PROVIDED DATA =>

►

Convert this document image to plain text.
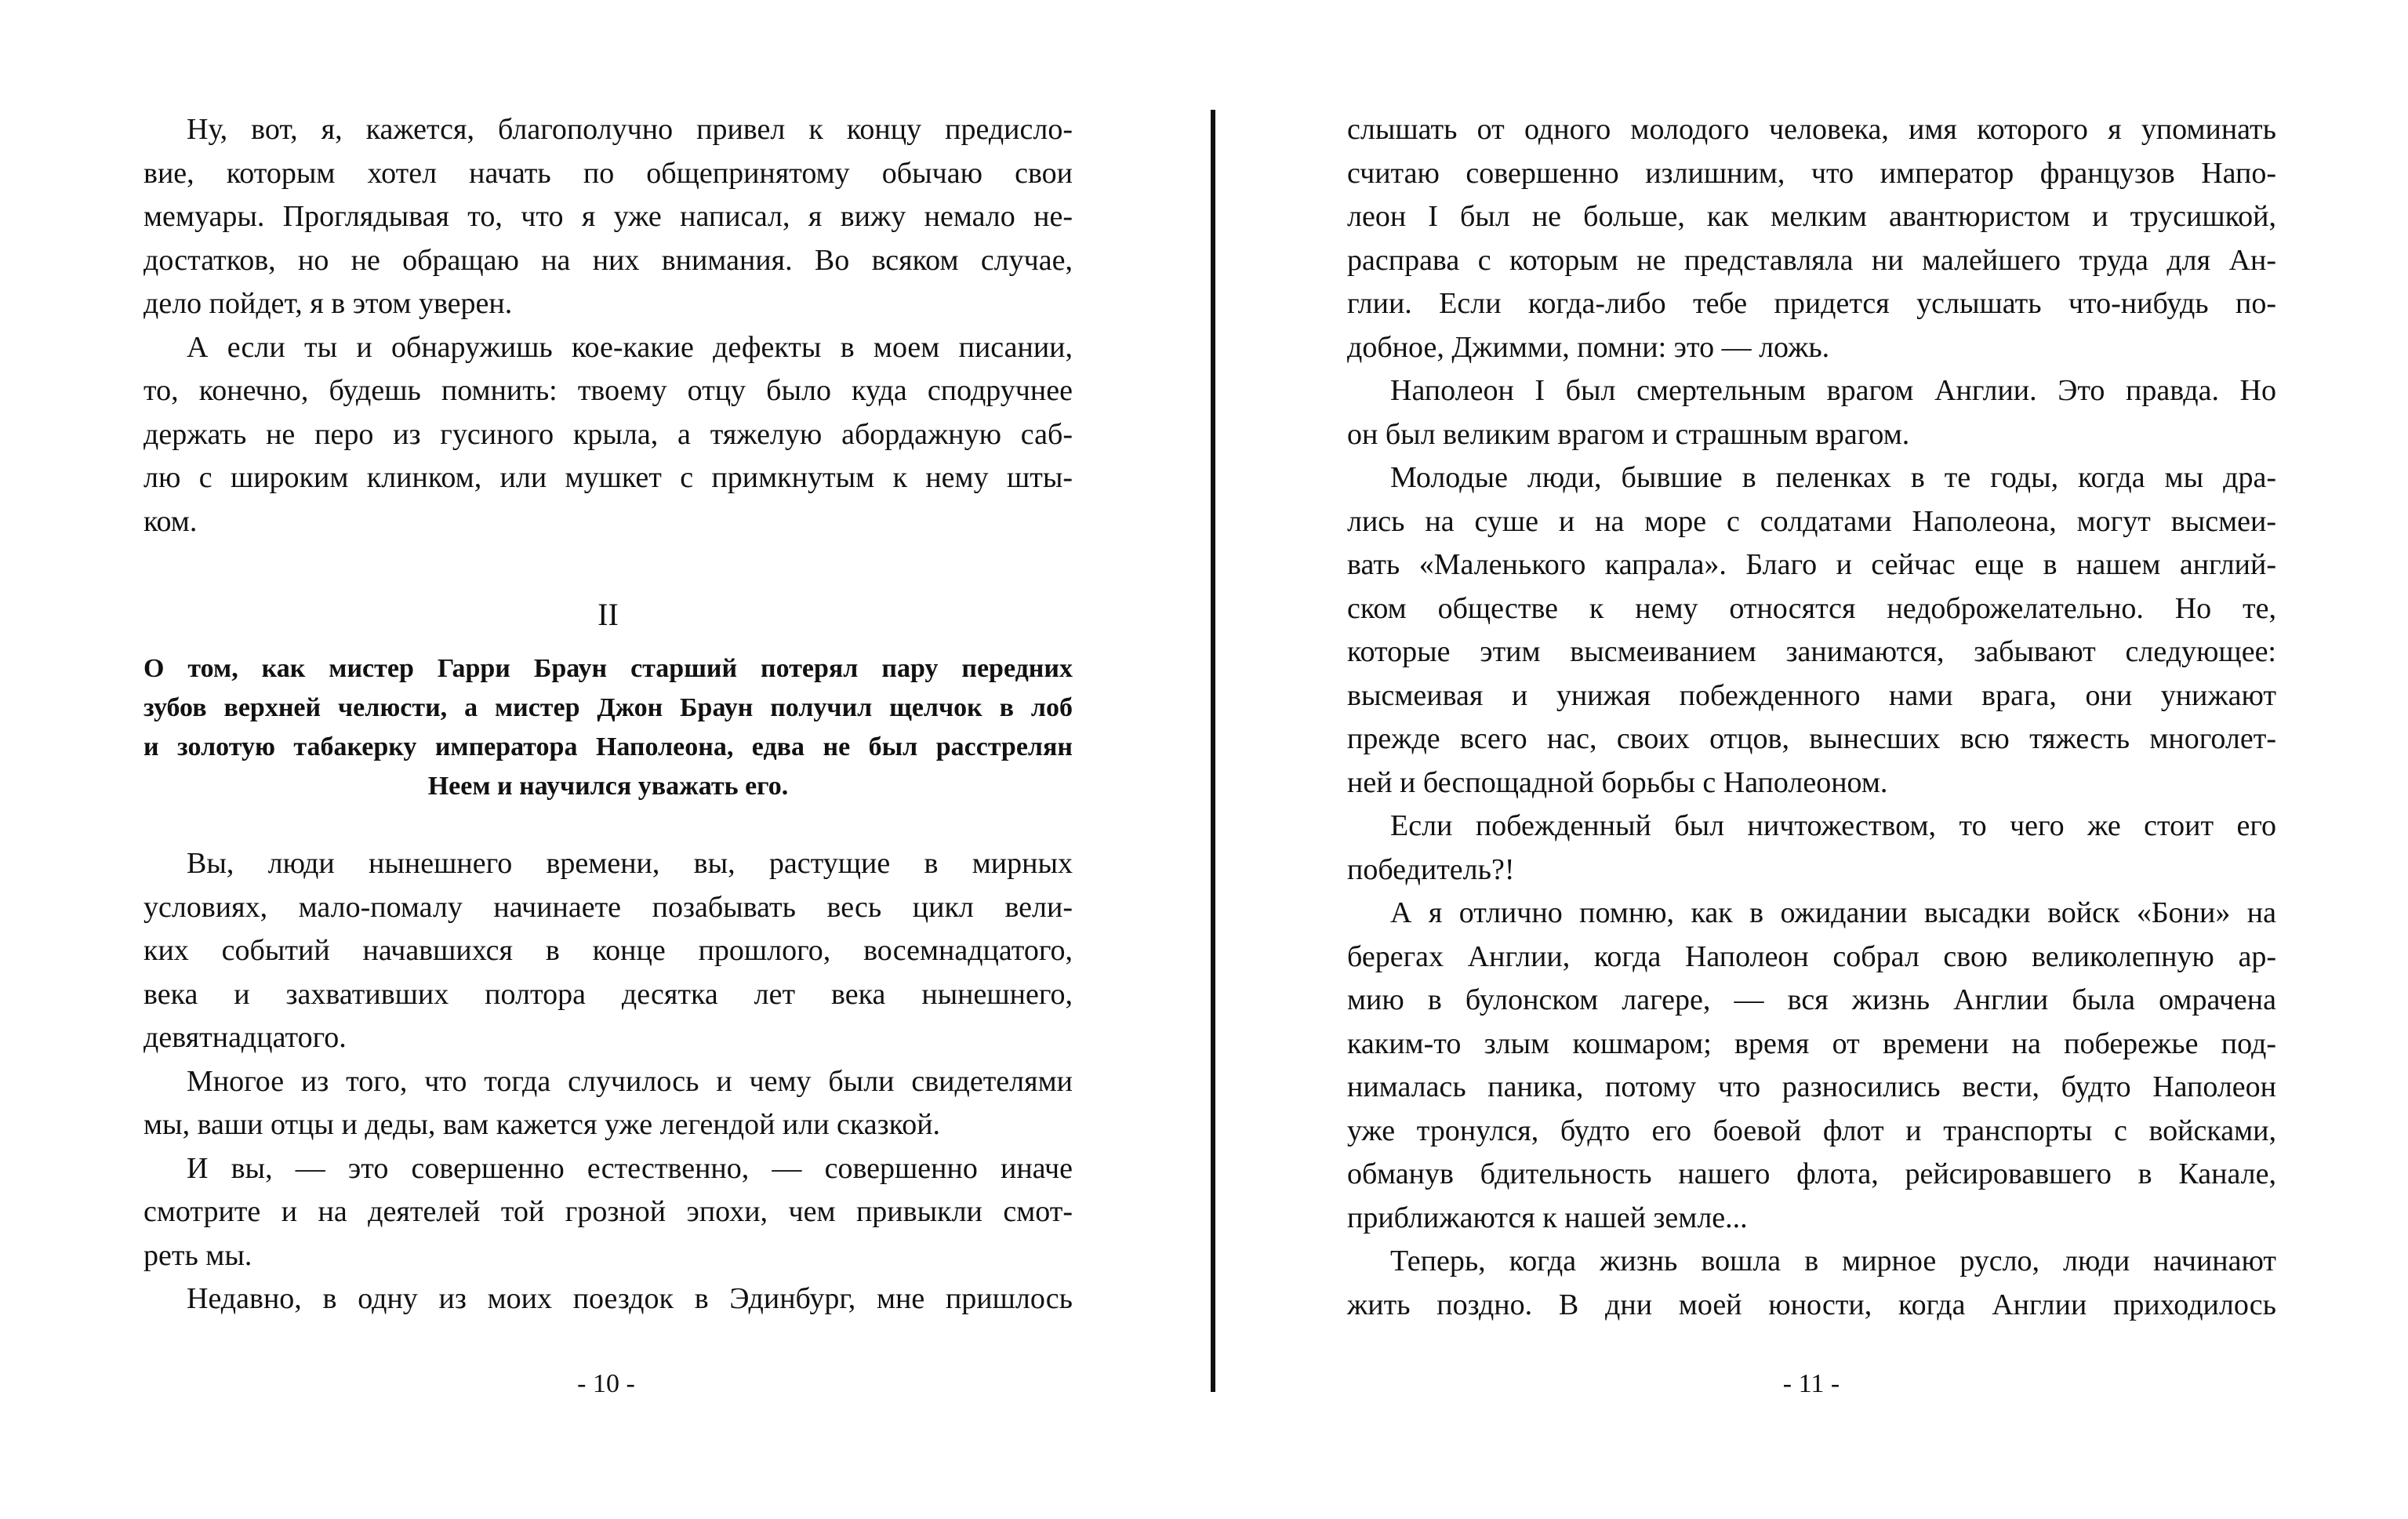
Ну, вот, я, кажется, благополучно привел к концу предисло-
вие, которым хотел начать по общепринятому обычаю свои
мемуары. Проглядывая то, что я уже написал, я вижу немало не-
достатков, но не обращаю на них внимания. Во всяком случае,
дело пойдет, я в этом уверен.
А если ты и обнаружишь кое-какие дефекты в моем писании,
то, конечно, будешь помнить: твоему отцу было куда сподручнее
держать не перо из гусиного крыла, а тяжелую абордажную саб-
лю с широким клинком, или мушкет с примкнутым к нему шты-
ком.
II
О том, как мистер Гарри Браун старший потерял пару передних
зубов верхней челюсти, а мистер Джон Браун получил щелчок в лоб
и золотую табакерку императора Наполеона, едва не был расстрелян
Неем и научился уважать его.
Вы, люди нынешнего времени, вы, растущие в мирных
условиях, мало-помалу начинаете позабывать весь цикл вели-
ких событий начавшихся в конце прошлого, восемнадцатого,
века и захвативших полтора десятка лет века нынешнего,
девятнадцатого.
Многое из того, что тогда случилось и чему были свидетелями
мы, ваши отцы и деды, вам кажется уже легендой или сказкой.
И вы, — это совершенно естественно, — совершенно иначе
смотрите и на деятелей той грозной эпохи, чем привыкли смот-
реть мы.
Недавно, в одну из моих поездок в Эдинбург, мне пришлось
слышать от одного молодого человека, имя которого я упоминать
считаю совершенно излишним, что император французов Напо-
леон I был не больше, как мелким авантюристом и трусишкой,
расправа с которым не представляла ни малейшего труда для Ан-
глии. Если когда-либо тебе придется услышать что-нибудь по-
добное, Джимми, помни: это — ложь.
Наполеон I был смертельным врагом Англии. Это правда. Но
он был великим врагом и страшным врагом.
Молодые люди, бывшие в пеленках в те годы, когда мы дра-
лись на суше и на море с солдатами Наполеона, могут высмеи-
вать «Маленького капрала». Благо и сейчас еще в нашем англий-
ском обществе к нему относятся недоброжелательно. Но те,
которые этим высмеиванием занимаются, забывают следующее:
высмеивая и унижая побежденного нами врага, они унижают
прежде всего нас, своих отцов, вынесших всю тяжесть многолет-
ней и беспощадной борьбы с Наполеоном.
Если побежденный был ничтожеством, то чего же стоит его
победитель?!
А я отлично помню, как в ожидании высадки войск «Бони» на
берегах Англии, когда Наполеон собрал свою великолепную ар-
мию в булонском лагере, — вся жизнь Англии была омрачена
каким-то злым кошмаром; время от времени на побережье под-
нималась паника, потому что разносились вести, будто Наполеон
уже тронулся, будто его боевой флот и транспорты с войсками,
обманув бдительность нашего флота, рейсировавшего в Канале,
приближаются к нашей земле...
Теперь, когда жизнь вошла в мирное русло, люди начинают
жить поздно. В дни моей юности, когда Англии приходилось
- 10 -	- 11 -
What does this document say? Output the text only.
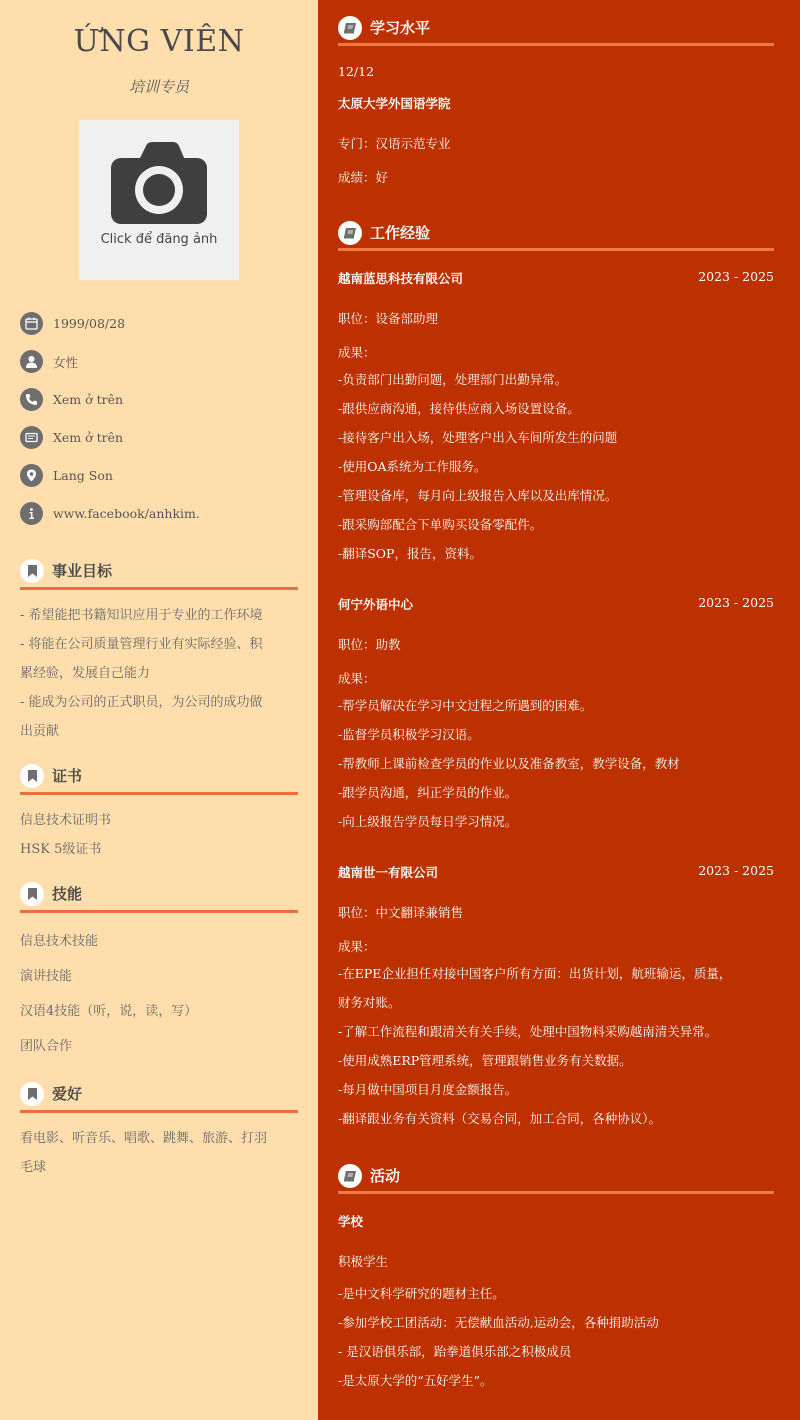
ỨNG VIÊN
培训专员
Click để đăng ảnh
1999/08/28
女性
Xem ở trên
Xem ở trên
Lang Son
www.facebook/anhkim.
事业目标

- 希望能把书籍知识应用于专业的工作环境

- 将能在公司质量管理行业有实际经验、积

累经验，发展自己能力

- 能成为公司的正式职员，为公司的成功做

出贡献

证书

信息技术证明书

HSK 5级证书

技能
信息技术技能
演讲技能
汉语4技能（听，说，读，写）
团队合作
爱好

看电影、听音乐、唱歌、跳舞、旅游、打羽

毛球

学习水平
12/12
太原大学外国语学院
专门：汉语示范专业
成绩：好
工作经验
越南蓝思科技有限公司	2023 - 2025
职位：设备部助理
成果：

-负责部门出勤问题，处理部门出勤异常。

-跟供应商沟通，接待供应商入场设置设备。

-接待客户出入场，处理客户出入车间所发生的问题

-使用OA系统为工作服务。

-管理设备库，每月向上级报告入库以及出库情况。

-跟采购部配合下单购买设备零配件。

-翻译SOP，报告，资料。

何宁外语中心	2023 - 2025
职位：助教
成果：

-帮学员解决在学习中文过程之所遇到的困难。

-监督学员积极学习汉语。

-帮教师上课前检查学员的作业以及准备教室，教学设备，教材

-跟学员沟通，纠正学员的作业。

-向上级报告学员每日学习情况。

越南世一有限公司	2023 - 2025
职位：中文翻译兼销售
成果：

-在EPE企业担任对接中国客户所有方面：出货计划，航班输运，质量，

财务对账。

-了解工作流程和跟清关有关手续，处理中国物料采购越南清关异常。

-使用成熟ERP管理系统，管理跟销售业务有关数据。

-每月做中国项目月度金额报告。

-翻译跟业务有关资料（交易合同，加工合同，各种协议）。

活动
学校
积极学生

-是中文科学研究的题材主任。

-参加学校工团活动：无偿献血活动,运动会，各种捐助活动

- 是汉语俱乐部，跆拳道俱乐部之积极成员

-是太原大学的“五好学生”。
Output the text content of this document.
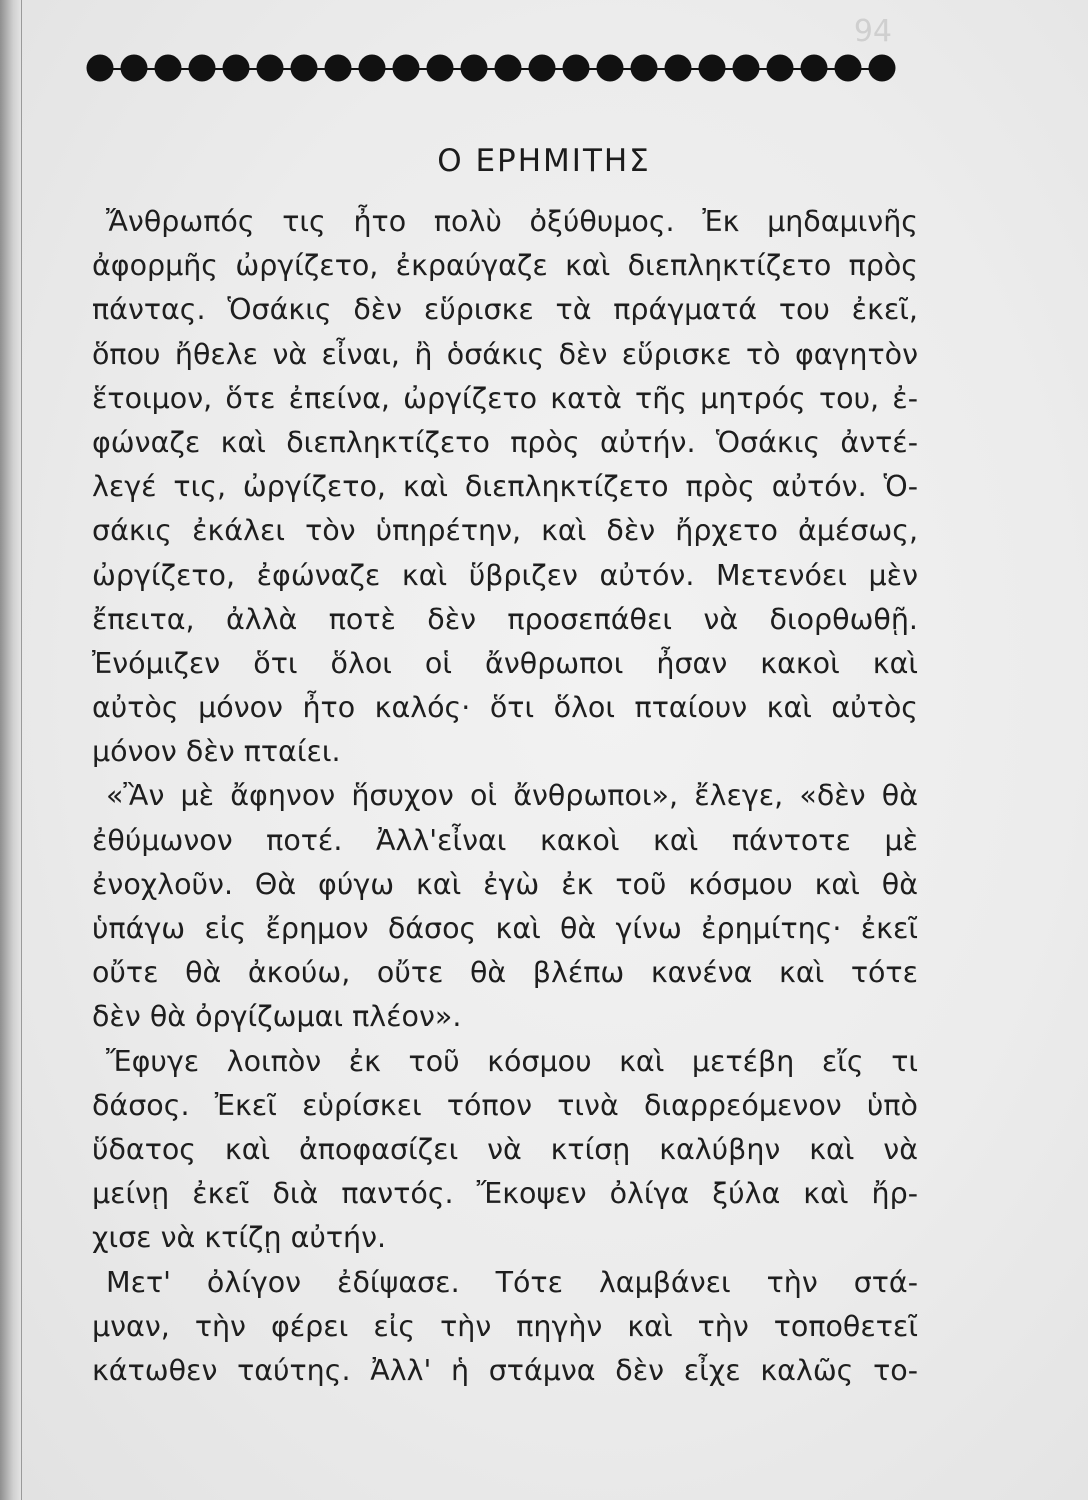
94
Ο ΕΡΗΜΙΤΗΣ
Ἄνθρωπός τις ἦτο πολὺ ὀξύθυμος. Ἐκ μηδαμινῆς
ἀφορμῆς ὠργίζετο, ἐκραύγαζε καὶ διεπληκτίζετο πρὸς
πάντας. Ὁσάκις δὲν εὕρισκε τὰ πράγματά του ἐκεῖ,
ὅπου ἤθελε νὰ εἶναι, ἢ ὁσάκις δὲν εὕρισκε τὸ φαγητὸν
ἕτοιμον, ὅτε ἐπείνα, ὠργίζετο κατὰ τῆς μητρός του, ἐ-
φώναζε καὶ διεπληκτίζετο πρὸς αὐτήν. Ὁσάκις ἀντέ-
λεγέ τις, ὠργίζετο, καὶ διεπληκτίζετο πρὸς αὐτόν. Ὁ-
σάκις ἐκάλει τὸν ὑπηρέτην, καὶ δὲν ἤρχετο ἀμέσως,
ὠργίζετο, ἐφώναζε καὶ ὕβριζεν αὐτόν. Μετενόει μὲν
ἔπειτα, ἀλλὰ ποτὲ δὲν προσεπάθει νὰ διορθωθῇ.
Ἐνόμιζεν ὅτι ὅλοι οἱ ἄνθρωποι ἦσαν κακοὶ καὶ
αὐτὸς μόνον ἦτο καλός· ὅτι ὅλοι πταίουν καὶ αὐτὸς
μόνον δὲν πταίει.
«Ἂν μὲ ἄφηνον ἥσυχον οἱ ἄνθρωποι», ἔλεγε, «δὲν θὰ
ἐθύμωνον ποτέ. Ἀλλ'εἶναι κακοὶ καὶ πάντοτε μὲ
ἐνοχλοῦν. Θὰ φύγω καὶ ἐγὼ ἐκ τοῦ κόσμου καὶ θὰ
ὑπάγω εἰς ἔρημον δάσος καὶ θὰ γίνω ἐρημίτης· ἐκεῖ
οὔτε θὰ ἀκούω, οὔτε θὰ βλέπω κανένα καὶ τότε
δὲν θὰ ὀργίζωμαι πλέον».
Ἔφυγε λοιπὸν ἐκ τοῦ κόσμου καὶ μετέβη εἴς τι
δάσος. Ἐκεῖ εὑρίσκει τόπον τινὰ διαρρεόμενον ὑπὸ
ὕδατος καὶ ἀποφασίζει νὰ κτίσῃ καλύβην καὶ νὰ
μείνῃ ἐκεῖ διὰ παντός. Ἔκοψεν ὀλίγα ξύλα καὶ ἤρ-
χισε νὰ κτίζῃ αὐτήν.
Μετ' ὀλίγον ἐδίψασε. Τότε λαμβάνει τὴν στά-
μναν, τὴν φέρει εἰς τὴν πηγὴν καὶ τὴν τοποθετεῖ
κάτωθεν ταύτης. Ἀλλ' ἡ στάμνα δὲν εἶχε καλῶς το-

◄

DESCRIPTION OF THE TASK => Above are the records. Identify each line that contains the word "κόσμου".

RESPONSE TO THIS TASK =>
ἐνοχλοῦν. Θὰ φύγω καὶ ἐγὼ ἐκ τοῦ κόσμου καὶ θὰ
Ἔφυγε λοιπὸν ἐκ τοῦ κόσμου καὶ μετέβη εἴς τι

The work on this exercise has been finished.